**WHAT YOU SHOULD DO:** Sort through the entries below and pull out lines containing the word "Préinscription".
# # # # #
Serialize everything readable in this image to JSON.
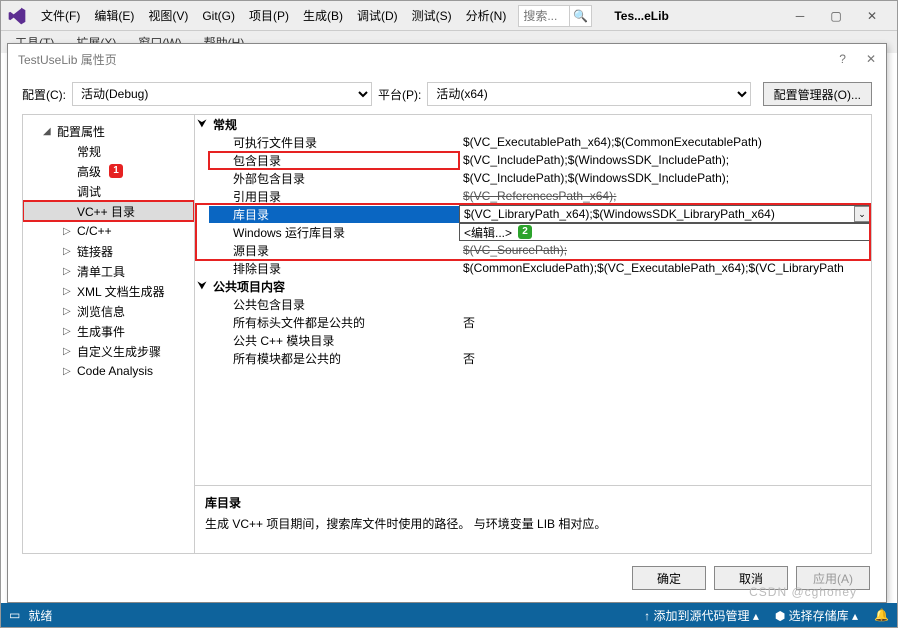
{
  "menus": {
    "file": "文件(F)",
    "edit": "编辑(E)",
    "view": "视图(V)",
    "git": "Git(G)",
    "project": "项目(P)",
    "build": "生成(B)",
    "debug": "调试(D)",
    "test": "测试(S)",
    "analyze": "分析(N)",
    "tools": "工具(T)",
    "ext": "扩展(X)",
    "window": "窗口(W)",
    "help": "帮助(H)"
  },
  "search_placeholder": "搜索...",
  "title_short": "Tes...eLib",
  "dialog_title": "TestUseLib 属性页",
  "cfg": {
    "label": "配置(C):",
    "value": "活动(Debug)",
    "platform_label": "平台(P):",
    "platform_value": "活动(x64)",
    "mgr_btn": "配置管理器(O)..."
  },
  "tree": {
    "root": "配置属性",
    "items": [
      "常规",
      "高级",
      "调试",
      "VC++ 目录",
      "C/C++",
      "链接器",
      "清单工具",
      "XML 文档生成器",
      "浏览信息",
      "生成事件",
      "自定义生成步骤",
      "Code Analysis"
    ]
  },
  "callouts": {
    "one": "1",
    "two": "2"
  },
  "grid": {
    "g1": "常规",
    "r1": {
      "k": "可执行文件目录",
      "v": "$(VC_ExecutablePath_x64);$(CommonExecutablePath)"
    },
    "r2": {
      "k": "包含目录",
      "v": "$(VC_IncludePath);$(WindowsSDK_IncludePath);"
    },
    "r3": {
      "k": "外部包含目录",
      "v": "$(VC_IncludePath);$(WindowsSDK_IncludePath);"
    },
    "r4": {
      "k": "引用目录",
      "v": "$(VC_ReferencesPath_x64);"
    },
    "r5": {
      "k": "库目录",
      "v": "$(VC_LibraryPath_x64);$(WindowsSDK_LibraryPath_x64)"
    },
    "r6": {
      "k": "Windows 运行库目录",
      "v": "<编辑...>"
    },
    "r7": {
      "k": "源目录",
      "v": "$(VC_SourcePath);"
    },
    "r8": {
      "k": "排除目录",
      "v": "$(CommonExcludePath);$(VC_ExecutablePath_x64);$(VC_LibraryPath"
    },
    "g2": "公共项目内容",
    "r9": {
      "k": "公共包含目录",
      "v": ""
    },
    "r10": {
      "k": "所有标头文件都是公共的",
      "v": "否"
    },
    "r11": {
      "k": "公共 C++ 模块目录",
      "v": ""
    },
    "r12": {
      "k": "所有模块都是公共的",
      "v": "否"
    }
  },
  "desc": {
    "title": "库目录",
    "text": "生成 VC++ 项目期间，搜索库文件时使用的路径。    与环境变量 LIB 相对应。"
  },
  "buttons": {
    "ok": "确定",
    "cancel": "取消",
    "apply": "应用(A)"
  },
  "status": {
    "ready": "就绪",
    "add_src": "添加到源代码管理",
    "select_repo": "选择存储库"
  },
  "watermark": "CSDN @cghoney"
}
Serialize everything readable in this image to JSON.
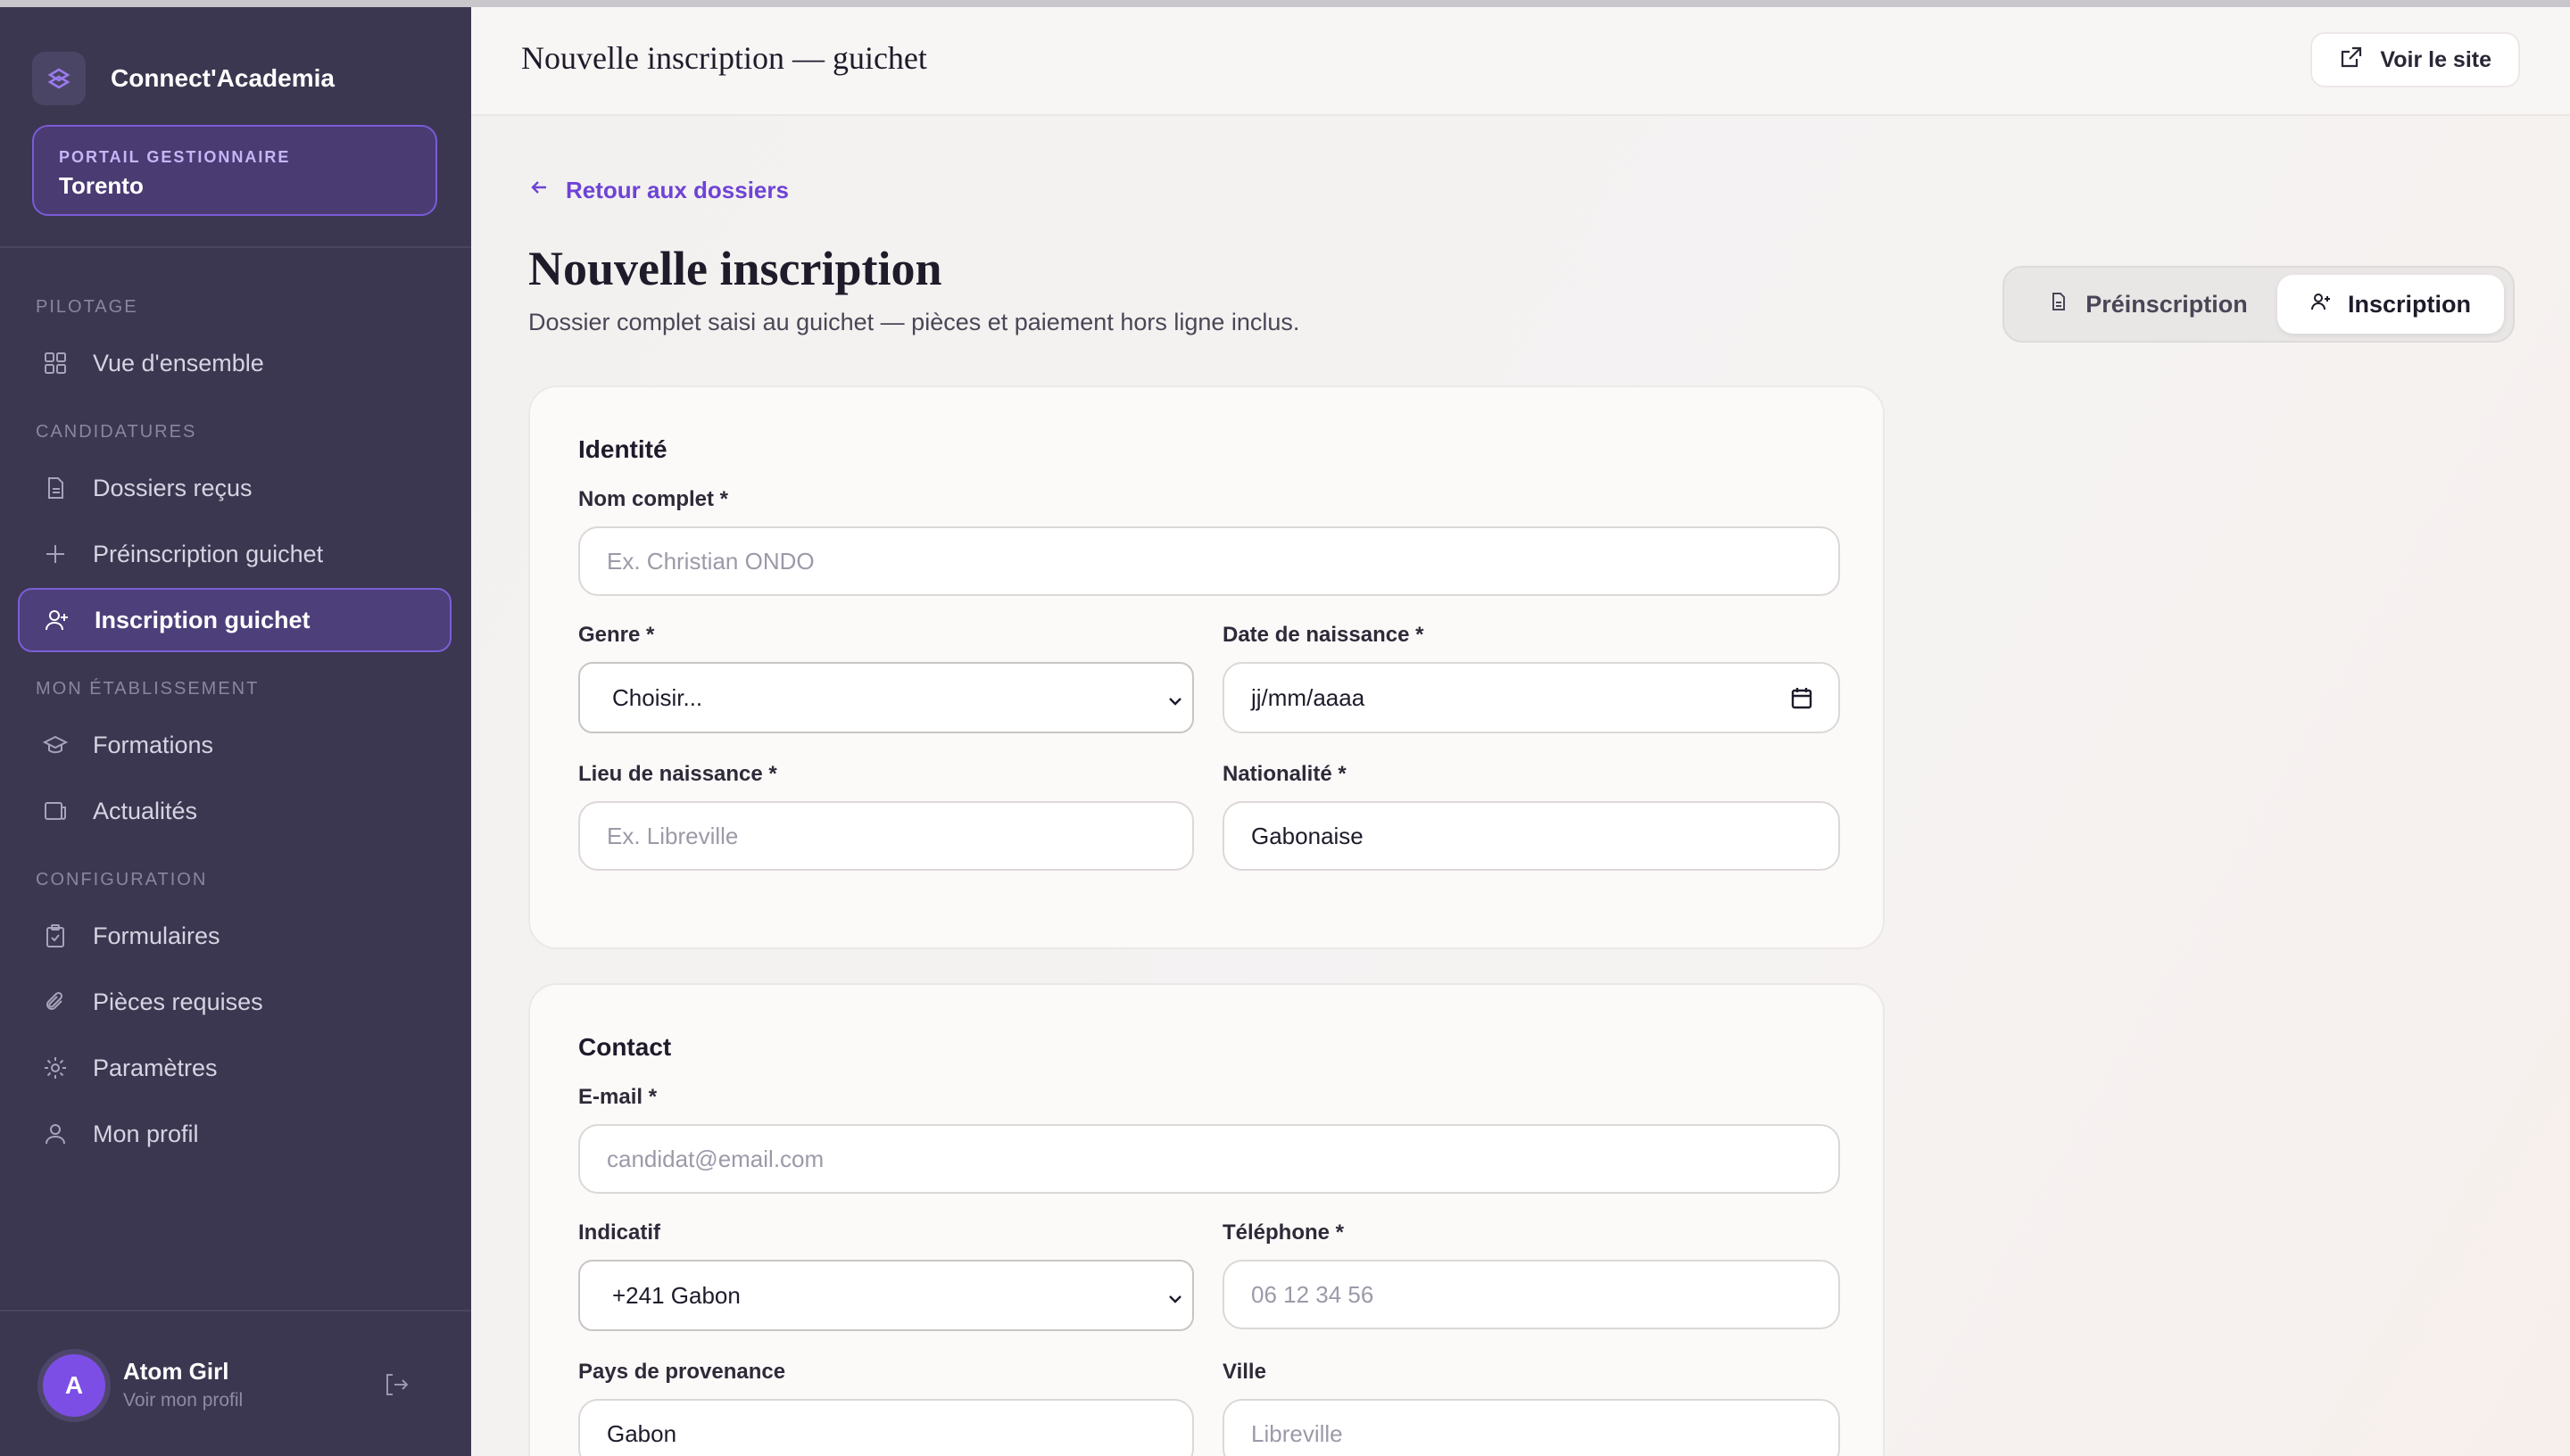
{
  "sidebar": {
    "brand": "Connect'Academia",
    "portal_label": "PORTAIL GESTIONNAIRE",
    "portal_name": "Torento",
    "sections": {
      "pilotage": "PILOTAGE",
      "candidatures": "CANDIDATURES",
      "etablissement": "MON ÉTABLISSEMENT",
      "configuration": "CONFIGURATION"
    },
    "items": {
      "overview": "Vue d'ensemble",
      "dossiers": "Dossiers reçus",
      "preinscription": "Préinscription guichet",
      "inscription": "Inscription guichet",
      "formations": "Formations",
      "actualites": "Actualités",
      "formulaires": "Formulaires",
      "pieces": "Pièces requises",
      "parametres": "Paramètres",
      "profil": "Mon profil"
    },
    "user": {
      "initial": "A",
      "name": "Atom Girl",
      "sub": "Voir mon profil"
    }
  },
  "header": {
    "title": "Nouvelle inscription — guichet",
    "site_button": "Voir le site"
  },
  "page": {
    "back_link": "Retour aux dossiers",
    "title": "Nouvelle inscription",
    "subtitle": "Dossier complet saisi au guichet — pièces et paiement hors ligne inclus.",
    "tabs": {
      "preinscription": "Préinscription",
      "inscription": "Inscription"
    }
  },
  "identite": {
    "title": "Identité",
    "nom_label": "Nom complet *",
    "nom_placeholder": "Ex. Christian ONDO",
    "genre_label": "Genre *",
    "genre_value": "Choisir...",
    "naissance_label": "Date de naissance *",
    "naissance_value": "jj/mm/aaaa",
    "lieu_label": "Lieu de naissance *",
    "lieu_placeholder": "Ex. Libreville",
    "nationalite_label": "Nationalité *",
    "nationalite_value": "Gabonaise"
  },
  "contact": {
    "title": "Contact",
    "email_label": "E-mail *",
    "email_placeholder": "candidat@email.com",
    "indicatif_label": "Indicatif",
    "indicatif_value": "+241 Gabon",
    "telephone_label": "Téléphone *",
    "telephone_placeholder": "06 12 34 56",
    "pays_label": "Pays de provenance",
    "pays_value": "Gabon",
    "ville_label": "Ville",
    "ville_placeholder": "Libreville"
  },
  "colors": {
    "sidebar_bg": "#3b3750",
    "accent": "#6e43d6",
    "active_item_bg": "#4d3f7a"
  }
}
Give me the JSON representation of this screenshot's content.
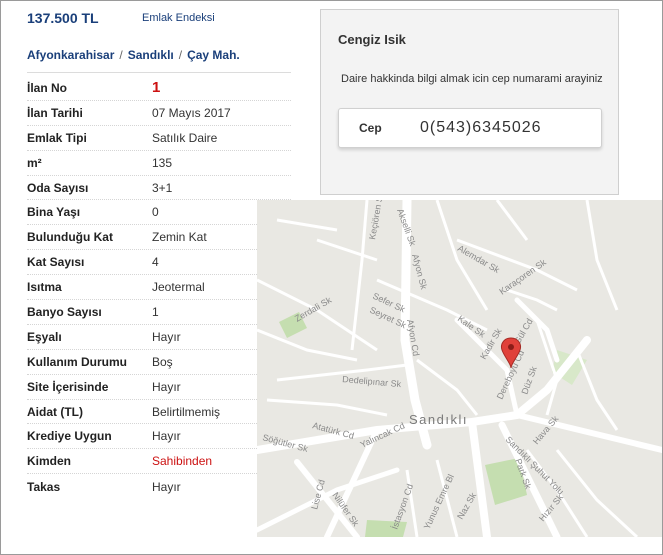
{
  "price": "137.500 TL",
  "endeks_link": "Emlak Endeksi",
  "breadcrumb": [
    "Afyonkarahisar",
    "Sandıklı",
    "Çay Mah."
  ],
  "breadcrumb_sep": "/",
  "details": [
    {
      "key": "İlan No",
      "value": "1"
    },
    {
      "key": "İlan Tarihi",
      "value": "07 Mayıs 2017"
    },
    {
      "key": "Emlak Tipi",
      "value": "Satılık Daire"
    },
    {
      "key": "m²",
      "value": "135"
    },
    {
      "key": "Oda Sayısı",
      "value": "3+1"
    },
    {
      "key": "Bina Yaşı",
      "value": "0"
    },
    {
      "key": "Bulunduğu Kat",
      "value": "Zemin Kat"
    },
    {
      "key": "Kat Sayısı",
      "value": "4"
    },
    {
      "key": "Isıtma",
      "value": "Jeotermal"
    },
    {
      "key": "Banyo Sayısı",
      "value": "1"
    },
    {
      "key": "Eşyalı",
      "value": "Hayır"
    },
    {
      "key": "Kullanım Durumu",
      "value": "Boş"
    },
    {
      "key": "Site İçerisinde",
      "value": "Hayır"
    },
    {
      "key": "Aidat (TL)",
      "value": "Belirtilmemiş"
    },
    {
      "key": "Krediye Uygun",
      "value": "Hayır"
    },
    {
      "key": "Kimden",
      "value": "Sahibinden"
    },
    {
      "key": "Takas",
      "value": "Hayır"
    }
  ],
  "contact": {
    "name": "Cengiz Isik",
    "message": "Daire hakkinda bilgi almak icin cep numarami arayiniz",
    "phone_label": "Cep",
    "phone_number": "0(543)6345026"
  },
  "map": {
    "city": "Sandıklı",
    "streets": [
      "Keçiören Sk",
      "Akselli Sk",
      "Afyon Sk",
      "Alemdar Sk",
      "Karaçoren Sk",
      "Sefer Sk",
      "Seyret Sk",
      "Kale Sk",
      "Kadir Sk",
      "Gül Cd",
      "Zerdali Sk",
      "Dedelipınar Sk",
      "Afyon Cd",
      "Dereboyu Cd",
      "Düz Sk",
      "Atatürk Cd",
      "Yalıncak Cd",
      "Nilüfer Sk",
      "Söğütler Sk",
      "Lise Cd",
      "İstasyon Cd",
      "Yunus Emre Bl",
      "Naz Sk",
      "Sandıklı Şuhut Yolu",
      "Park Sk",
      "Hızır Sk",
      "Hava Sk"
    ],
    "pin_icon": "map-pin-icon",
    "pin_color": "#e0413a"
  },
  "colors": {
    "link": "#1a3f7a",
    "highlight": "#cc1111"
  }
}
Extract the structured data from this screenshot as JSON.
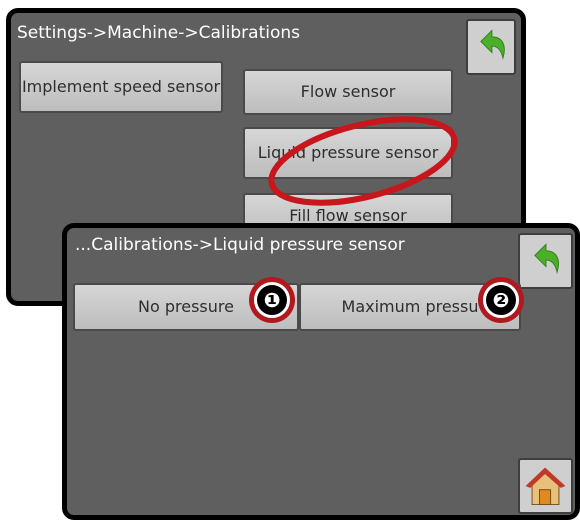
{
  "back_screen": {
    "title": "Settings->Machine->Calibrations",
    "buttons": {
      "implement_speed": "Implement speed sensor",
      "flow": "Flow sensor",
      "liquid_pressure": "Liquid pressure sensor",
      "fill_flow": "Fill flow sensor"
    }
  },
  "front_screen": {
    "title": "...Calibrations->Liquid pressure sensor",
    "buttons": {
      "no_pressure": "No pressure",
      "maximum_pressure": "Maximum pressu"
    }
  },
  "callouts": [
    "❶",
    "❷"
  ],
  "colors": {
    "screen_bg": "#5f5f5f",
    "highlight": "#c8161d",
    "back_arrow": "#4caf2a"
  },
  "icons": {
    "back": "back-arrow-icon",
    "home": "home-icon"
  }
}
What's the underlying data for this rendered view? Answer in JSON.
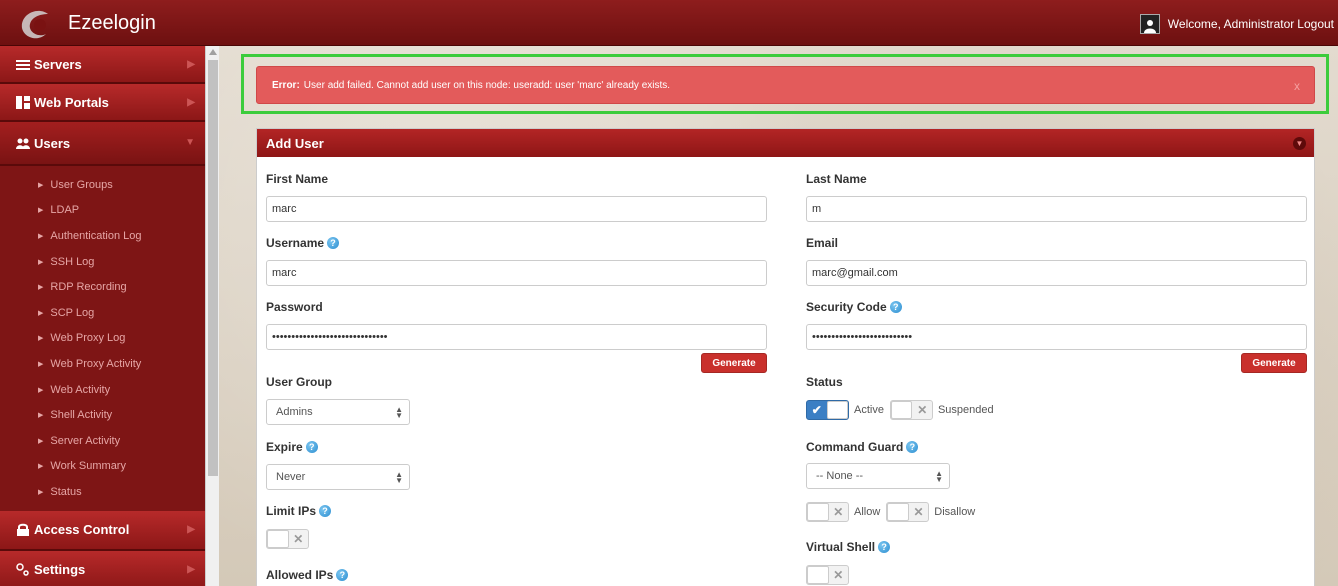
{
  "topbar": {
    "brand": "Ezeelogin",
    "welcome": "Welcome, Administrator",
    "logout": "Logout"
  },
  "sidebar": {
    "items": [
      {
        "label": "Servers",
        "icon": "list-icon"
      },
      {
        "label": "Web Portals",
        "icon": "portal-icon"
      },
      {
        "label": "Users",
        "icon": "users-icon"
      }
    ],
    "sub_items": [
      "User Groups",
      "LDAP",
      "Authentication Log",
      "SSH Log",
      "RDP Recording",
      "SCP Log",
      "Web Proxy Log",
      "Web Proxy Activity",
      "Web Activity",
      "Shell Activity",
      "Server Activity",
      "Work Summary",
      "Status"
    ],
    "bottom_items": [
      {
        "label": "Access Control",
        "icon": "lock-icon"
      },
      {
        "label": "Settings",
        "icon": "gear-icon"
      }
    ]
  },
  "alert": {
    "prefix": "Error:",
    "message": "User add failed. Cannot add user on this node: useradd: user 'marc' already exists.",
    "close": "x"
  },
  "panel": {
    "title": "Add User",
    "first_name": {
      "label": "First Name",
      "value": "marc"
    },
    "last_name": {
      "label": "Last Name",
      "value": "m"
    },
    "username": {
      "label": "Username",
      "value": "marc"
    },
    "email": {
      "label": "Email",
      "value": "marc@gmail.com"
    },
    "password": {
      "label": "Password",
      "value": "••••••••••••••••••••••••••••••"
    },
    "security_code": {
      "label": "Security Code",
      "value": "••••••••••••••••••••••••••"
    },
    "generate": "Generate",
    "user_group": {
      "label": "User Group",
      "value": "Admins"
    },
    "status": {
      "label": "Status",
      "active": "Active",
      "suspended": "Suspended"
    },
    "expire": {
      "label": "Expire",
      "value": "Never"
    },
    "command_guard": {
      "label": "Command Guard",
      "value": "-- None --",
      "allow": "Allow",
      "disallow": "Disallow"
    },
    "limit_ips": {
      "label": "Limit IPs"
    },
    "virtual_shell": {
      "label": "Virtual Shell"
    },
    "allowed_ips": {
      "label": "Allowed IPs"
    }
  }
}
# # # # #
**ANSWER TO THE TASK:**
      "preinscription": "Préinscription guichet",
      "preinscription": "Préinscription",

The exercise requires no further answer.